**WHAT THIS TASK INVOLVES:** Repeat every record below exactly as written.

◇ ◇ ◇ ◇ ◇

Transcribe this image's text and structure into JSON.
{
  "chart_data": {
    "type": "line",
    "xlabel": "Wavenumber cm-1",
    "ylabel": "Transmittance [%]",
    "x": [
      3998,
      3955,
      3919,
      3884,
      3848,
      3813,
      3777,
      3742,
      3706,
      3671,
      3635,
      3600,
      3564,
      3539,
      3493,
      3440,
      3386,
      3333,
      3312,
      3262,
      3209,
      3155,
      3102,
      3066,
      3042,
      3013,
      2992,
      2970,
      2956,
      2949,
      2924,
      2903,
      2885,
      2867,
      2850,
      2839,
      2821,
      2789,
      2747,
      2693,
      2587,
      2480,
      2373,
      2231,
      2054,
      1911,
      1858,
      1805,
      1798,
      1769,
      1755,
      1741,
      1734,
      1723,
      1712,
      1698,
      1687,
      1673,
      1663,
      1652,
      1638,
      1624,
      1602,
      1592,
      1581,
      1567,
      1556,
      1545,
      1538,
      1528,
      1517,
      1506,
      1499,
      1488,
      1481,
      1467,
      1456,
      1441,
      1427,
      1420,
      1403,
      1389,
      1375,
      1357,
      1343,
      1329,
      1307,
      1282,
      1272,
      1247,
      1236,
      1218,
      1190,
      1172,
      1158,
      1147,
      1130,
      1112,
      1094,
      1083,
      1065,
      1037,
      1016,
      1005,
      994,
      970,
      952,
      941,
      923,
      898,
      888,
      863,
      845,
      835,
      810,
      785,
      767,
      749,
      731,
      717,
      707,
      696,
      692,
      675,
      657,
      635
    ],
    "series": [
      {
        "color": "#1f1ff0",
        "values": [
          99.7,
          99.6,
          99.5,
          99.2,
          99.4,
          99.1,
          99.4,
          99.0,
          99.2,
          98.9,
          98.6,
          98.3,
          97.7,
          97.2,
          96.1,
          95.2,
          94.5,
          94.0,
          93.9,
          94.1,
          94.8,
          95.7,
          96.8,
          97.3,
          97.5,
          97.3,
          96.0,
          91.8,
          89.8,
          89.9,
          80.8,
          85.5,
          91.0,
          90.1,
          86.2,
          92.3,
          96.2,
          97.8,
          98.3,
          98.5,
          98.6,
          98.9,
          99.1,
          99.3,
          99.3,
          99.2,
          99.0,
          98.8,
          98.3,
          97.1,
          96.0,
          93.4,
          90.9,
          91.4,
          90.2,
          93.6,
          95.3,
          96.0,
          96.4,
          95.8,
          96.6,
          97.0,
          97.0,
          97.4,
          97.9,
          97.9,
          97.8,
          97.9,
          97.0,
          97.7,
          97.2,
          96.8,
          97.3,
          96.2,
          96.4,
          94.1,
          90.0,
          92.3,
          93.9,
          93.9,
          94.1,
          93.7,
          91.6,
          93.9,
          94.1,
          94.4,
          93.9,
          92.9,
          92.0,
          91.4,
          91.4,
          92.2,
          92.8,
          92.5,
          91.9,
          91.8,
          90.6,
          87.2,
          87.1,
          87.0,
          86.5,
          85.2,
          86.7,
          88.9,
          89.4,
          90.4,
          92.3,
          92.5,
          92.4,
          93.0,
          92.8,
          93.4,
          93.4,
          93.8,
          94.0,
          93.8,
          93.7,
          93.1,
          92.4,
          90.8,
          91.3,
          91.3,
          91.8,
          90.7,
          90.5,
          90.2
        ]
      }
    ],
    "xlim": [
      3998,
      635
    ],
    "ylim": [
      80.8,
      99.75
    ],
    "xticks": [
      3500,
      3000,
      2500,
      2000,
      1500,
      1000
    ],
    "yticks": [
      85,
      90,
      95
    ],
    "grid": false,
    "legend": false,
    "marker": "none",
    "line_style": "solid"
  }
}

◇ ◇ ◇ ◇ ◇

**COMPLETE OUTPUT:**
Transcribe this image's text and structure into JSON.
{
  "chart_data": {
    "type": "line",
    "xlabel": "Wavenumber cm-1",
    "ylabel": "Transmittance [%]",
    "x": [
      3998,
      3955,
      3919,
      3884,
      3848,
      3813,
      3777,
      3742,
      3706,
      3671,
      3635,
      3600,
      3564,
      3539,
      3493,
      3440,
      3386,
      3333,
      3312,
      3262,
      3209,
      3155,
      3102,
      3066,
      3042,
      3013,
      2992,
      2970,
      2956,
      2949,
      2924,
      2903,
      2885,
      2867,
      2850,
      2839,
      2821,
      2789,
      2747,
      2693,
      2587,
      2480,
      2373,
      2231,
      2054,
      1911,
      1858,
      1805,
      1798,
      1769,
      1755,
      1741,
      1734,
      1723,
      1712,
      1698,
      1687,
      1673,
      1663,
      1652,
      1638,
      1624,
      1602,
      1592,
      1581,
      1567,
      1556,
      1545,
      1538,
      1528,
      1517,
      1506,
      1499,
      1488,
      1481,
      1467,
      1456,
      1441,
      1427,
      1420,
      1403,
      1389,
      1375,
      1357,
      1343,
      1329,
      1307,
      1282,
      1272,
      1247,
      1236,
      1218,
      1190,
      1172,
      1158,
      1147,
      1130,
      1112,
      1094,
      1083,
      1065,
      1037,
      1016,
      1005,
      994,
      970,
      952,
      941,
      923,
      898,
      888,
      863,
      845,
      835,
      810,
      785,
      767,
      749,
      731,
      717,
      707,
      696,
      692,
      675,
      657,
      635
    ],
    "series": [
      {
        "color": "#1f1ff0",
        "values": [
          99.7,
          99.6,
          99.5,
          99.2,
          99.4,
          99.1,
          99.4,
          99.0,
          99.2,
          98.9,
          98.6,
          98.3,
          97.7,
          97.2,
          96.1,
          95.2,
          94.5,
          94.0,
          93.9,
          94.1,
          94.8,
          95.7,
          96.8,
          97.3,
          97.5,
          97.3,
          96.0,
          91.8,
          89.8,
          89.9,
          80.8,
          85.5,
          91.0,
          90.1,
          86.2,
          92.3,
          96.2,
          97.8,
          98.3,
          98.5,
          98.6,
          98.9,
          99.1,
          99.3,
          99.3,
          99.2,
          99.0,
          98.8,
          98.3,
          97.1,
          96.0,
          93.4,
          90.9,
          91.4,
          90.2,
          93.6,
          95.3,
          96.0,
          96.4,
          95.8,
          96.6,
          97.0,
          97.0,
          97.4,
          97.9,
          97.9,
          97.8,
          97.9,
          97.0,
          97.7,
          97.2,
          96.8,
          97.3,
          96.2,
          96.4,
          94.1,
          90.0,
          92.3,
          93.9,
          93.9,
          94.1,
          93.7,
          91.6,
          93.9,
          94.1,
          94.4,
          93.9,
          92.9,
          92.0,
          91.4,
          91.4,
          92.2,
          92.8,
          92.5,
          91.9,
          91.8,
          90.6,
          87.2,
          87.1,
          87.0,
          86.5,
          85.2,
          86.7,
          88.9,
          89.4,
          90.4,
          92.3,
          92.5,
          92.4,
          93.0,
          92.8,
          93.4,
          93.4,
          93.8,
          94.0,
          93.8,
          93.7,
          93.1,
          92.4,
          90.8,
          91.3,
          91.3,
          91.8,
          90.7,
          90.5,
          90.2
        ]
      }
    ],
    "xlim": [
      3998,
      635
    ],
    "ylim": [
      80.8,
      99.75
    ],
    "xticks": [
      3500,
      3000,
      2500,
      2000,
      1500,
      1000
    ],
    "yticks": [
      85,
      90,
      95
    ],
    "grid": false,
    "legend": false,
    "marker": "none",
    "line_style": "solid"
  }
}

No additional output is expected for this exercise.